-- Start Records supplied --
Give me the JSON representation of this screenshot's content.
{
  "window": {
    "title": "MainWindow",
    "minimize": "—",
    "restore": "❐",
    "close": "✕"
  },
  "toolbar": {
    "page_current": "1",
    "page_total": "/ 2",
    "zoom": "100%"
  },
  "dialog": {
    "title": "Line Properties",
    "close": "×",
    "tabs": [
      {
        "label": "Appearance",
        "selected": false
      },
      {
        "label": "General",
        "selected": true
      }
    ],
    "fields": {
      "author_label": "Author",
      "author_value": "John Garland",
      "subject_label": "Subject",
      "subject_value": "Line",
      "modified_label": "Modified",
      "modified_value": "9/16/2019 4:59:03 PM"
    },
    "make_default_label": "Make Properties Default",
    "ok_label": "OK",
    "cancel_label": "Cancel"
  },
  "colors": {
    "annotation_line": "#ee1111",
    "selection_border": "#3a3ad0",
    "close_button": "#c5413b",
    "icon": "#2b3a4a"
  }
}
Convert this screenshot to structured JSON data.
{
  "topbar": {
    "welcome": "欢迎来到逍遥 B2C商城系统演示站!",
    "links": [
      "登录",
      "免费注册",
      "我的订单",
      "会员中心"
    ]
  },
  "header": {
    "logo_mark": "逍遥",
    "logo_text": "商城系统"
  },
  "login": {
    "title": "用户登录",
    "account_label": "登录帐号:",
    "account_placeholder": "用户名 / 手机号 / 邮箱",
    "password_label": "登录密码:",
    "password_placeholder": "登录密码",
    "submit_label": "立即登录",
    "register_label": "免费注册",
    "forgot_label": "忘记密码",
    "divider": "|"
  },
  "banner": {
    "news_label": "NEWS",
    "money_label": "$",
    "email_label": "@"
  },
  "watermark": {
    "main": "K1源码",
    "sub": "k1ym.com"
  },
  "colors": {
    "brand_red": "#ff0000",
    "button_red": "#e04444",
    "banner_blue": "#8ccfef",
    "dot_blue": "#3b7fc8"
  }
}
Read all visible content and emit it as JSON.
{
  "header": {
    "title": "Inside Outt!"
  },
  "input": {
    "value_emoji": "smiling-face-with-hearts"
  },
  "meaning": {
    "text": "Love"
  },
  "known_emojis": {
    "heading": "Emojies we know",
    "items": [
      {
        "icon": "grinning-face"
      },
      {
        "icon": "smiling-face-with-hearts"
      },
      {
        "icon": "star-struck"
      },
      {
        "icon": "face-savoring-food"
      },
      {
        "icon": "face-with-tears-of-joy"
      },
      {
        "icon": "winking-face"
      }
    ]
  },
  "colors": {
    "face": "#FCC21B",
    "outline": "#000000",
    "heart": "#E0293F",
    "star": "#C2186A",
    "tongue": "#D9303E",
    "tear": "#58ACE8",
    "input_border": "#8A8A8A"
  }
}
-- End Records supplied --
- [Problem requirements] Scan the records above for the string "content", then report every line that contains it.

- [Task output]
Give me the JSON representation of this screenshot's content.
Read all visible content and emit it as JSON.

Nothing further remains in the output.